_Given data_.
┌──
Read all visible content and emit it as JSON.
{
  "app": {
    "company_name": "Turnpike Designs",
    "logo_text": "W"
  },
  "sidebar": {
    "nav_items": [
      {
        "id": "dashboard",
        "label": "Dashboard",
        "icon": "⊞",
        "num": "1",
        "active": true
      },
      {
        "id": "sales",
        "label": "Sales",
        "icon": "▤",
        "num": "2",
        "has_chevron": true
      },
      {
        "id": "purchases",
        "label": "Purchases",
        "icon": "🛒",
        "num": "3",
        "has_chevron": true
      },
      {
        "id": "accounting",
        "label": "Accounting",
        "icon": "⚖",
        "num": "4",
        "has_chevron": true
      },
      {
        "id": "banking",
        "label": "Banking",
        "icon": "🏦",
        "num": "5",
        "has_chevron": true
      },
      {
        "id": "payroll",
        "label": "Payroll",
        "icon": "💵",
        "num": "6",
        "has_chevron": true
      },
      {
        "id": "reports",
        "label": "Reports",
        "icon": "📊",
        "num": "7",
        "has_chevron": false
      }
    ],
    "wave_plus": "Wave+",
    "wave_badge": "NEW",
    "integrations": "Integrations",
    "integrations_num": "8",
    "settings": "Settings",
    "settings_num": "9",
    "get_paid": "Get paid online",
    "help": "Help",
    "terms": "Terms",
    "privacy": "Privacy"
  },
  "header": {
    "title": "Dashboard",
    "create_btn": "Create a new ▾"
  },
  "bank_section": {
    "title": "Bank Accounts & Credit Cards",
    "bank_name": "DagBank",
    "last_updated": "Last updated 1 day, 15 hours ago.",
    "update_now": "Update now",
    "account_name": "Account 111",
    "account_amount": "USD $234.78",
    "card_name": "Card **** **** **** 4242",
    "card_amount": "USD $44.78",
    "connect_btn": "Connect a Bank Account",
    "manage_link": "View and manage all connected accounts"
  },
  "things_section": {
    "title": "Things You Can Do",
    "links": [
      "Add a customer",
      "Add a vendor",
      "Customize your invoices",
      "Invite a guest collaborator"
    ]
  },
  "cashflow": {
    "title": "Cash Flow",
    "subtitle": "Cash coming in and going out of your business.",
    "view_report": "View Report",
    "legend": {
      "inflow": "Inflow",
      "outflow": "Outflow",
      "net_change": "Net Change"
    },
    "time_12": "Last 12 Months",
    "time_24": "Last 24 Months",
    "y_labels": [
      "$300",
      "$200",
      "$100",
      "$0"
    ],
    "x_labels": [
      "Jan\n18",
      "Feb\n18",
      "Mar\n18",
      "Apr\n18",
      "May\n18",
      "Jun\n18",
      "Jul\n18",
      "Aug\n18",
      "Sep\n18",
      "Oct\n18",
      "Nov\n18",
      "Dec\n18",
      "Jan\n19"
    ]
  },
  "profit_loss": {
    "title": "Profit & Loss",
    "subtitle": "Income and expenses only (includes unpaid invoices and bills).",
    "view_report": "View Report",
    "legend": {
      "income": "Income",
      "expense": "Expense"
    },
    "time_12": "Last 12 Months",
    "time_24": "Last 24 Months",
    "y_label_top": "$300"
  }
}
└──
_Stated task_.
Faithfully reproduce all of the records, character for character.

_Answer for the task_.
Read all visible content and emit it as JSON.
{
  "app": {
    "company_name": "Turnpike Designs",
    "logo_text": "W"
  },
  "sidebar": {
    "nav_items": [
      {
        "id": "dashboard",
        "label": "Dashboard",
        "icon": "⊞",
        "num": "1",
        "active": true
      },
      {
        "id": "sales",
        "label": "Sales",
        "icon": "▤",
        "num": "2",
        "has_chevron": true
      },
      {
        "id": "purchases",
        "label": "Purchases",
        "icon": "🛒",
        "num": "3",
        "has_chevron": true
      },
      {
        "id": "accounting",
        "label": "Accounting",
        "icon": "⚖",
        "num": "4",
        "has_chevron": true
      },
      {
        "id": "banking",
        "label": "Banking",
        "icon": "🏦",
        "num": "5",
        "has_chevron": true
      },
      {
        "id": "payroll",
        "label": "Payroll",
        "icon": "💵",
        "num": "6",
        "has_chevron": true
      },
      {
        "id": "reports",
        "label": "Reports",
        "icon": "📊",
        "num": "7",
        "has_chevron": false
      }
    ],
    "wave_plus": "Wave+",
    "wave_badge": "NEW",
    "integrations": "Integrations",
    "integrations_num": "8",
    "settings": "Settings",
    "settings_num": "9",
    "get_paid": "Get paid online",
    "help": "Help",
    "terms": "Terms",
    "privacy": "Privacy"
  },
  "header": {
    "title": "Dashboard",
    "create_btn": "Create a new ▾"
  },
  "bank_section": {
    "title": "Bank Accounts & Credit Cards",
    "bank_name": "DagBank",
    "last_updated": "Last updated 1 day, 15 hours ago.",
    "update_now": "Update now",
    "account_name": "Account 111",
    "account_amount": "USD $234.78",
    "card_name": "Card **** **** **** 4242",
    "card_amount": "USD $44.78",
    "connect_btn": "Connect a Bank Account",
    "manage_link": "View and manage all connected accounts"
  },
  "things_section": {
    "title": "Things You Can Do",
    "links": [
      "Add a customer",
      "Add a vendor",
      "Customize your invoices",
      "Invite a guest collaborator"
    ]
  },
  "cashflow": {
    "title": "Cash Flow",
    "subtitle": "Cash coming in and going out of your business.",
    "view_report": "View Report",
    "legend": {
      "inflow": "Inflow",
      "outflow": "Outflow",
      "net_change": "Net Change"
    },
    "time_12": "Last 12 Months",
    "time_24": "Last 24 Months",
    "y_labels": [
      "$300",
      "$200",
      "$100",
      "$0"
    ],
    "x_labels": [
      "Jan\n18",
      "Feb\n18",
      "Mar\n18",
      "Apr\n18",
      "May\n18",
      "Jun\n18",
      "Jul\n18",
      "Aug\n18",
      "Sep\n18",
      "Oct\n18",
      "Nov\n18",
      "Dec\n18",
      "Jan\n19"
    ]
  },
  "profit_loss": {
    "title": "Profit & Loss",
    "subtitle": "Income and expenses only (includes unpaid invoices and bills).",
    "view_report": "View Report",
    "legend": {
      "income": "Income",
      "expense": "Expense"
    },
    "time_12": "Last 12 Months",
    "time_24": "Last 24 Months",
    "y_label_top": "$300"
  }
}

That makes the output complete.